• WHAT TO WORK ON: Find the string "Acceder" and gather every line that holds it.

• RECORDS SUPPLIED:
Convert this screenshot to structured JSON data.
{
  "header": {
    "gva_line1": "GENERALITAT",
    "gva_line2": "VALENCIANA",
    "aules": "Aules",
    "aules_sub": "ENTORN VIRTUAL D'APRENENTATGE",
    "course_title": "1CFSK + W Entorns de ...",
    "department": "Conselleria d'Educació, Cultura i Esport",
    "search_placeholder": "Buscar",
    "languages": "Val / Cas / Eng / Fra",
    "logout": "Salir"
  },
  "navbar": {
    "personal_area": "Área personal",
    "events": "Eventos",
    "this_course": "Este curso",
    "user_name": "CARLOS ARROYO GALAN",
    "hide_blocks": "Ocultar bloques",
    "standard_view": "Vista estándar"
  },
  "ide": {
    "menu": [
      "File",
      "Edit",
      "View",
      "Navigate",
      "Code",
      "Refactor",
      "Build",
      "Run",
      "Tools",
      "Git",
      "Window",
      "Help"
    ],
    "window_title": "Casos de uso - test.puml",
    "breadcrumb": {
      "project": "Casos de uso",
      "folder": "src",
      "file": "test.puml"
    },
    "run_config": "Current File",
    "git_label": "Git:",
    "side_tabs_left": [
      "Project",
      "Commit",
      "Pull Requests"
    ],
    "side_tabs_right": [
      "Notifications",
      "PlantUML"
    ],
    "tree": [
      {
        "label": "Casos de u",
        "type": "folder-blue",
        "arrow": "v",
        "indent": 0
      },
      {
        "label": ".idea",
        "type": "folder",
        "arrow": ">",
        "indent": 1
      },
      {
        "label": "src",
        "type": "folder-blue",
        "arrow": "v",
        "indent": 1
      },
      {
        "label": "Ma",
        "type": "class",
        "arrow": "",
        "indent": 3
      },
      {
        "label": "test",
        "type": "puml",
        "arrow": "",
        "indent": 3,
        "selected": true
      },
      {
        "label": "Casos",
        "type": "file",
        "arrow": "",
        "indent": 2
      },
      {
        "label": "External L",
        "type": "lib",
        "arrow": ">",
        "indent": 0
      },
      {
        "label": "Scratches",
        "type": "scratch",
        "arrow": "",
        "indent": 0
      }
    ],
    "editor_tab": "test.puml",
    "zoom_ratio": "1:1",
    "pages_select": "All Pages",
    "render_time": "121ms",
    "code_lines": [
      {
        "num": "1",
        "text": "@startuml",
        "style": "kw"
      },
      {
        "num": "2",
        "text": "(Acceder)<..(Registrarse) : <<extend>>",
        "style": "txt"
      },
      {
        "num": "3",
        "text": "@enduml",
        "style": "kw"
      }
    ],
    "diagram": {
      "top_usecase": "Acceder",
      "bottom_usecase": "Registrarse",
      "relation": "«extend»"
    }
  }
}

• SOLUTION TO THIS PROBLEM:
        "text": "(Acceder)<..(Registrarse) : <<extend>>",
      "top_usecase": "Acceder",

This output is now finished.